-------- Exercise input

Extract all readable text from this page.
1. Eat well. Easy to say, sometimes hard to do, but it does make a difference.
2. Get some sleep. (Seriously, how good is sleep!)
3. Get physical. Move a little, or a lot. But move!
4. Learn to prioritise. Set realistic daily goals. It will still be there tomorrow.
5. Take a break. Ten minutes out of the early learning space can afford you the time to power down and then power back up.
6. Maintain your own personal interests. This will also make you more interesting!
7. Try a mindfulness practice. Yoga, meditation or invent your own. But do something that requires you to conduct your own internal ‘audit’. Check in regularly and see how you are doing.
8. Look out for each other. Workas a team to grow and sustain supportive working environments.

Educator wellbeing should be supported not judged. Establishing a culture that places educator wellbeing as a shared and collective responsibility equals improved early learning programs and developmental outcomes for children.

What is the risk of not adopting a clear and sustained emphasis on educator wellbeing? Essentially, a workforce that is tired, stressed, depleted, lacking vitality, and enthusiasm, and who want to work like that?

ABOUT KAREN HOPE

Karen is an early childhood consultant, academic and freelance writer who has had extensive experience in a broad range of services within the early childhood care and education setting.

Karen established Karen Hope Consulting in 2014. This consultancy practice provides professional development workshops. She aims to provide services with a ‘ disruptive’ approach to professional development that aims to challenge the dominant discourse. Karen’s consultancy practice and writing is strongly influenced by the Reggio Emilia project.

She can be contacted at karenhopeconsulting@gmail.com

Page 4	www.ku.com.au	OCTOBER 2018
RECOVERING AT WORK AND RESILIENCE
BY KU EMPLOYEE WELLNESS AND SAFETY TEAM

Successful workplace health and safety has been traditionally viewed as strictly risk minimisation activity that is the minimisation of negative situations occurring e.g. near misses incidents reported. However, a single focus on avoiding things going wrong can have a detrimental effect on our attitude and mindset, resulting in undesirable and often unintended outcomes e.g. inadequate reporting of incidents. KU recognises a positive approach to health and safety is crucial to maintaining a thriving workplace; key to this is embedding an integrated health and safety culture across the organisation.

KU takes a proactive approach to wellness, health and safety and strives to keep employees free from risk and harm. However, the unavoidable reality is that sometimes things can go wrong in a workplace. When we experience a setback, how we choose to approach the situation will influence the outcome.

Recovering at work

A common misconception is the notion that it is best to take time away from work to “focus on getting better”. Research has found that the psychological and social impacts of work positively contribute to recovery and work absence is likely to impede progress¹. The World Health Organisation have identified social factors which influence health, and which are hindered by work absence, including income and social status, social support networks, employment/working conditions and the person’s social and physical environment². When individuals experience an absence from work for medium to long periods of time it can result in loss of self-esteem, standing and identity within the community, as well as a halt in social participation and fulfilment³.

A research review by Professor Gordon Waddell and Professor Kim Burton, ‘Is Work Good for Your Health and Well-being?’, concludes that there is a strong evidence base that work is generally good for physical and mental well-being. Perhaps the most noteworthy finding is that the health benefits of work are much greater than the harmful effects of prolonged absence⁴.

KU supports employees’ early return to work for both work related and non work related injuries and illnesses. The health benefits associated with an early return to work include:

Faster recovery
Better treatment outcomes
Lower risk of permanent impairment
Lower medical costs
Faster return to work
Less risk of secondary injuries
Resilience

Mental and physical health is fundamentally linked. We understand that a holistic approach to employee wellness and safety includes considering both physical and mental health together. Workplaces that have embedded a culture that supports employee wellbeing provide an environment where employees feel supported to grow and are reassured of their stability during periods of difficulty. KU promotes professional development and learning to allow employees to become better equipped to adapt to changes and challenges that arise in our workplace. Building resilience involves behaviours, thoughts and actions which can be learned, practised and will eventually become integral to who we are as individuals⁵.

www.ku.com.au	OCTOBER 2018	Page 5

----------------

Please quote the records above exactly, without skipping a line.

Right answer:
Extract all readable text from this page.
1. Eat well. Easy to say, sometimes hard to do, but it does make a difference.
2. Get some sleep. (Seriously, how good is sleep!)
3. Get physical. Move a little, or a lot. But move!
4. Learn to prioritise. Set realistic daily goals. It will still be there tomorrow.
5. Take a break. Ten minutes out of the early learning space can afford you the time to power down and then power back up.
6. Maintain your own personal interests. This will also make you more interesting!
7. Try a mindfulness practice. Yoga, meditation or invent your own. But do something that requires you to conduct your own internal ‘audit’. Check in regularly and see how you are doing.
8. Look out for each other. Workas a team to grow and sustain supportive working environments.

Educator wellbeing should be supported not judged. Establishing a culture that places educator wellbeing as a shared and collective responsibility equals improved early learning programs and developmental outcomes for children.

What is the risk of not adopting a clear and sustained emphasis on educator wellbeing? Essentially, a workforce that is tired, stressed, depleted, lacking vitality, and enthusiasm, and who want to work like that?

ABOUT KAREN HOPE

Karen is an early childhood consultant, academic and freelance writer who has had extensive experience in a broad range of services within the early childhood care and education setting.

Karen established Karen Hope Consulting in 2014. This consultancy practice provides professional development workshops. She aims to provide services with a ‘ disruptive’ approach to professional development that aims to challenge the dominant discourse. Karen’s consultancy practice and writing is strongly influenced by the Reggio Emilia project.

She can be contacted at karenhopeconsulting@gmail.com

Page 4	www.ku.com.au	OCTOBER 2018
RECOVERING AT WORK AND RESILIENCE
BY KU EMPLOYEE WELLNESS AND SAFETY TEAM

Successful workplace health and safety has been traditionally viewed as strictly risk minimisation activity that is the minimisation of negative situations occurring e.g. near misses incidents reported. However, a single focus on avoiding things going wrong can have a detrimental effect on our attitude and mindset, resulting in undesirable and often unintended outcomes e.g. inadequate reporting of incidents. KU recognises a positive approach to health and safety is crucial to maintaining a thriving workplace; key to this is embedding an integrated health and safety culture across the organisation.

KU takes a proactive approach to wellness, health and safety and strives to keep employees free from risk and harm. However, the unavoidable reality is that sometimes things can go wrong in a workplace. When we experience a setback, how we choose to approach the situation will influence the outcome.

Recovering at work

A common misconception is the notion that it is best to take time away from work to “focus on getting better”. Research has found that the psychological and social impacts of work positively contribute to recovery and work absence is likely to impede progress¹. The World Health Organisation have identified social factors which influence health, and which are hindered by work absence, including income and social status, social support networks, employment/working conditions and the person’s social and physical environment². When individuals experience an absence from work for medium to long periods of time it can result in loss of self-esteem, standing and identity within the community, as well as a halt in social participation and fulfilment³.

A research review by Professor Gordon Waddell and Professor Kim Burton, ‘Is Work Good for Your Health and Well-being?’, concludes that there is a strong evidence base that work is generally good for physical and mental well-being. Perhaps the most noteworthy finding is that the health benefits of work are much greater than the harmful effects of prolonged absence⁴.

KU supports employees’ early return to work for both work related and non work related injuries and illnesses. The health benefits associated with an early return to work include:

Faster recovery
Better treatment outcomes
Lower risk of permanent impairment
Lower medical costs
Faster return to work
Less risk of secondary injuries
Resilience

Mental and physical health is fundamentally linked. We understand that a holistic approach to employee wellness and safety includes considering both physical and mental health together. Workplaces that have embedded a culture that supports employee wellbeing provide an environment where employees feel supported to grow and are reassured of their stability during periods of difficulty. KU promotes professional development and learning to allow employees to become better equipped to adapt to changes and challenges that arise in our workplace. Building resilience involves behaviours, thoughts and actions which can be learned, practised and will eventually become integral to who we are as individuals⁵.

www.ku.com.au	OCTOBER 2018	Page 5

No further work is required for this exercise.